__Records for this exercise__.
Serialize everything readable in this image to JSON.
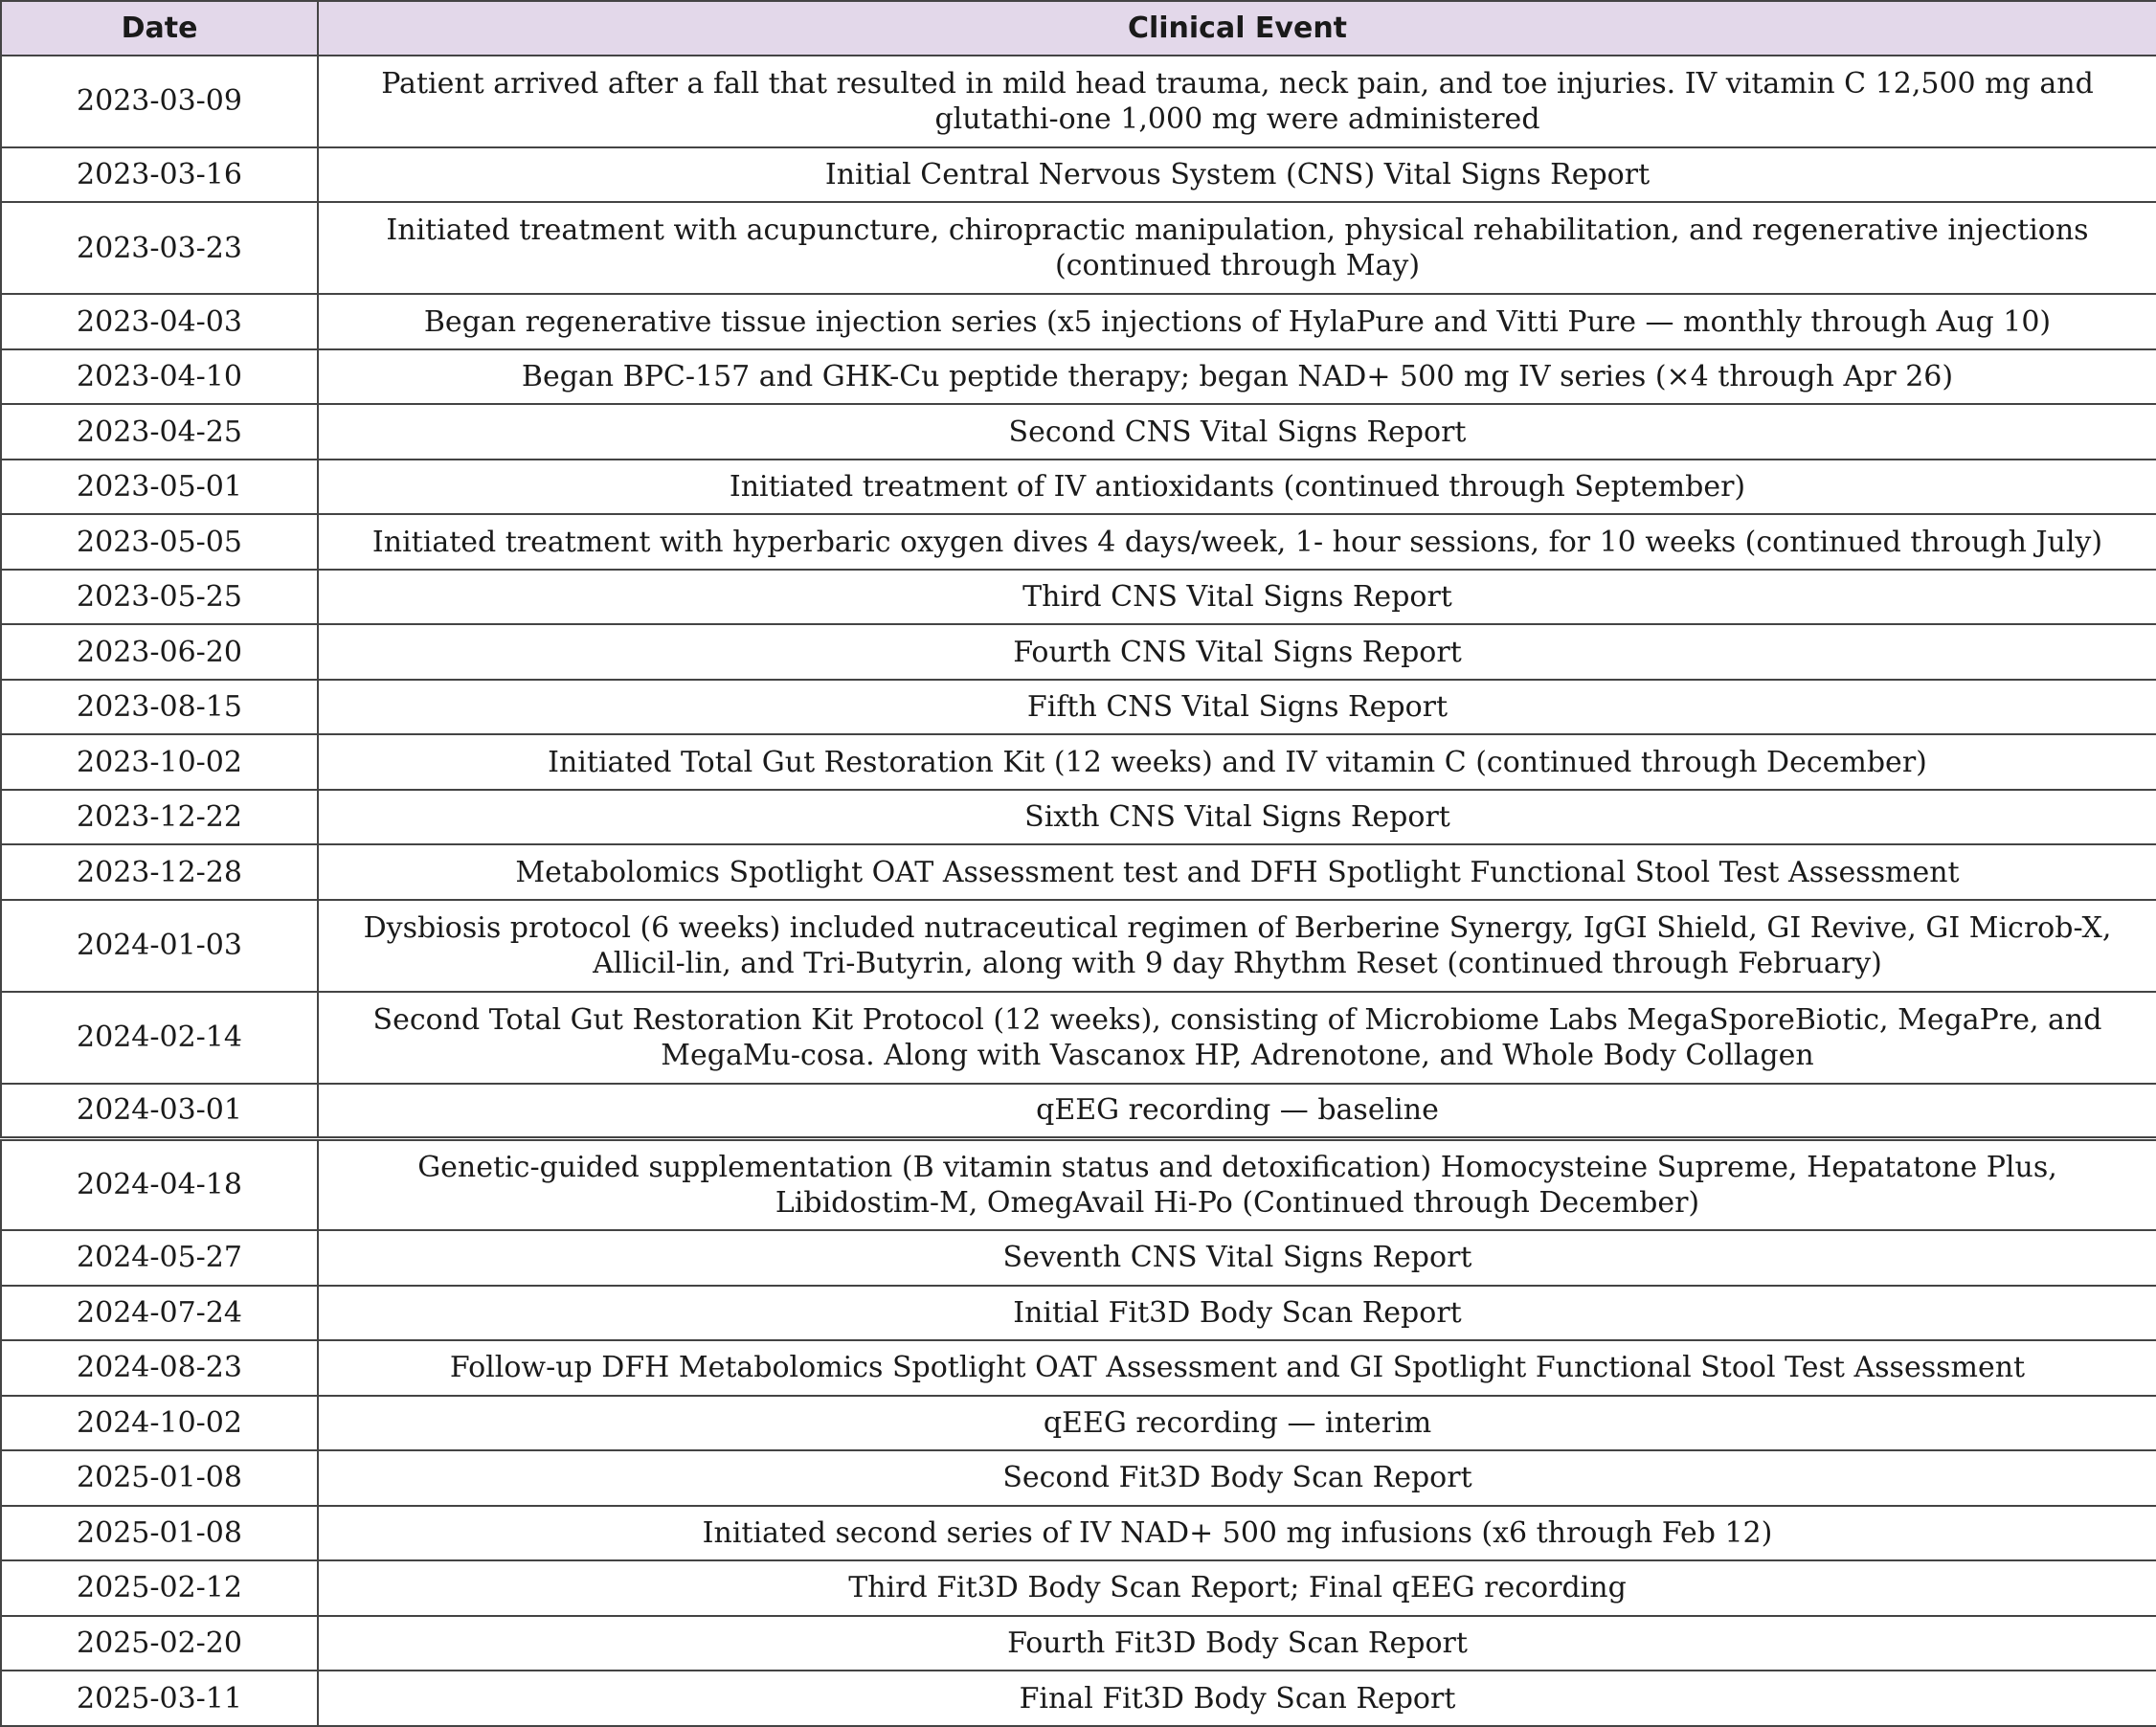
{
  "table": {
    "headers": {
      "date": "Date",
      "event": "Clinical Event"
    },
    "rows": [
      {
        "date": "2023-03-09",
        "event": "Patient arrived after a fall that resulted in mild head trauma, neck pain, and toe injuries. IV vitamin C 12,500 mg and glutathi-one 1,000 mg were administered"
      },
      {
        "date": "2023-03-16",
        "event": "Initial Central Nervous System (CNS) Vital Signs Report"
      },
      {
        "date": "2023-03-23",
        "event": "Initiated treatment with acupuncture, chiropractic manipulation, physical rehabilitation, and regenerative injections (continued through May)"
      },
      {
        "date": "2023-04-03",
        "event": "Began regenerative tissue injection series (x5 injections of HylaPure and Vitti Pure — monthly through Aug 10)"
      },
      {
        "date": "2023-04-10",
        "event": "Began BPC-157 and GHK-Cu peptide therapy; began NAD+ 500 mg IV series (×4 through Apr 26)"
      },
      {
        "date": "2023-04-25",
        "event": "Second CNS Vital Signs Report"
      },
      {
        "date": "2023-05-01",
        "event": "Initiated treatment of IV antioxidants (continued through September)"
      },
      {
        "date": "2023-05-05",
        "event": "Initiated treatment with hyperbaric oxygen dives 4 days/week, 1- hour sessions, for 10 weeks (continued through July)"
      },
      {
        "date": "2023-05-25",
        "event": "Third CNS Vital Signs Report"
      },
      {
        "date": "2023-06-20",
        "event": "Fourth CNS Vital Signs Report"
      },
      {
        "date": "2023-08-15",
        "event": "Fifth CNS Vital Signs Report"
      },
      {
        "date": "2023-10-02",
        "event": "Initiated Total Gut Restoration Kit (12 weeks) and IV vitamin C (continued through December)"
      },
      {
        "date": "2023-12-22",
        "event": "Sixth CNS Vital Signs Report"
      },
      {
        "date": "2023-12-28",
        "event": "Metabolomics Spotlight OAT Assessment test and DFH Spotlight Functional Stool Test Assessment"
      },
      {
        "date": "2024-01-03",
        "event": "Dysbiosis protocol (6 weeks) included nutraceutical regimen of Berberine Synergy, IgGI Shield, GI Revive, GI Microb-X, Allicil-lin, and Tri-Butyrin, along with 9 day Rhythm Reset (continued through February)"
      },
      {
        "date": "2024-02-14",
        "event": "Second Total Gut Restoration Kit Protocol (12 weeks), consisting of Microbiome Labs MegaSporeBiotic, MegaPre, and MegaMu-cosa. Along with Vascanox HP, Adrenotone, and Whole Body Collagen"
      },
      {
        "date": "2024-03-01",
        "event": "qEEG recording — baseline"
      },
      {
        "date": "2024-04-18",
        "event": "Genetic-guided supplementation (B vitamin status and detoxification) Homocysteine Supreme, Hepatatone Plus, Libidostim-M, OmegAvail Hi-Po (Continued through December)"
      },
      {
        "date": "2024-05-27",
        "event": "Seventh CNS Vital Signs Report"
      },
      {
        "date": "2024-07-24",
        "event": "Initial Fit3D Body Scan Report"
      },
      {
        "date": "2024-08-23",
        "event": "Follow-up DFH Metabolomics Spotlight OAT Assessment and GI Spotlight Functional Stool Test Assessment"
      },
      {
        "date": "2024-10-02",
        "event": "qEEG recording — interim"
      },
      {
        "date": "2025-01-08",
        "event": "Second Fit3D Body Scan Report"
      },
      {
        "date": "2025-01-08",
        "event": "Initiated second series of IV NAD+ 500 mg infusions (x6 through Feb 12)"
      },
      {
        "date": "2025-02-12",
        "event": "Third Fit3D Body Scan Report; Final qEEG recording"
      },
      {
        "date": "2025-02-20",
        "event": "Fourth Fit3D Body Scan Report"
      },
      {
        "date": "2025-03-11",
        "event": "Final Fit3D Body Scan Report"
      }
    ]
  },
  "colors": {
    "header_background": "#e3d8ea",
    "border": "#444444",
    "text": "#1a1a1a"
  }
}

__Task brief__. Work through the records line by line and tally those that include the word "Assessment". Give the number alone.

__Exercise answer__. 2